STATED PROBLEM:
Check each line of the records for "Heliocentric"; collect those that have it.

--------

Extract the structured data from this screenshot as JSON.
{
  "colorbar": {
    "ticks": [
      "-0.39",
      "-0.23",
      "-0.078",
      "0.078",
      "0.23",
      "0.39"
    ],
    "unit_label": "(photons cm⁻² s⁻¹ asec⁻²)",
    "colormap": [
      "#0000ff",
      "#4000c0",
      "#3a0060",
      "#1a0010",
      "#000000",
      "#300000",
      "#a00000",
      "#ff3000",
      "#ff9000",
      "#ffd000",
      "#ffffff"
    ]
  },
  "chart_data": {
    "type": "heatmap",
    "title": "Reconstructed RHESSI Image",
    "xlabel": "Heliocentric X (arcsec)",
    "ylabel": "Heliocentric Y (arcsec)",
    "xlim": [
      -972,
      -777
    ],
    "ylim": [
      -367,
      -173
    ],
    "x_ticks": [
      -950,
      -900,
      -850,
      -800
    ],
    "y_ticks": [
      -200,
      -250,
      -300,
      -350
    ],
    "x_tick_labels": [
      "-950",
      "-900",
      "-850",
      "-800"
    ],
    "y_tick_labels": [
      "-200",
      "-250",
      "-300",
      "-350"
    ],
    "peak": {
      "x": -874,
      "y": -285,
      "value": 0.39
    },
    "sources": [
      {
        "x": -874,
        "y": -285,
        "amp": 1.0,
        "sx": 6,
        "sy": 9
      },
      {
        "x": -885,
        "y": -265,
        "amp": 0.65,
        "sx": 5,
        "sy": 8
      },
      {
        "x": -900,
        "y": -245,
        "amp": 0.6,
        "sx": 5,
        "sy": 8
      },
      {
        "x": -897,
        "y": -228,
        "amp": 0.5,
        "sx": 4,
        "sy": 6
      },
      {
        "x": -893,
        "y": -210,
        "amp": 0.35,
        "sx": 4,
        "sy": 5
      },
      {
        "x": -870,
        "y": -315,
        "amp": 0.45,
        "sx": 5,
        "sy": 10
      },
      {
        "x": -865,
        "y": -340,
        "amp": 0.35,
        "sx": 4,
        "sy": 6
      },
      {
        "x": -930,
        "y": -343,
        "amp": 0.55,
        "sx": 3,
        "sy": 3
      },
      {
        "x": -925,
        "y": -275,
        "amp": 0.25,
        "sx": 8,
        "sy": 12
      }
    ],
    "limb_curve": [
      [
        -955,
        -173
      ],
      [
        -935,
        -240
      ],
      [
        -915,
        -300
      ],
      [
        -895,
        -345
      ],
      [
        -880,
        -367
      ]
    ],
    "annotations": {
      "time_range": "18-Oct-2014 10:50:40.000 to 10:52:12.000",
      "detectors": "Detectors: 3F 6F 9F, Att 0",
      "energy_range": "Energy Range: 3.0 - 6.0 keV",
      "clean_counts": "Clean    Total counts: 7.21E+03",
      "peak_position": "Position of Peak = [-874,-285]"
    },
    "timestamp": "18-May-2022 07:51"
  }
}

--------

EXERCISE OUTPUT:
    "xlabel": "Heliocentric X (arcsec)",
    "ylabel": "Heliocentric Y (arcsec)",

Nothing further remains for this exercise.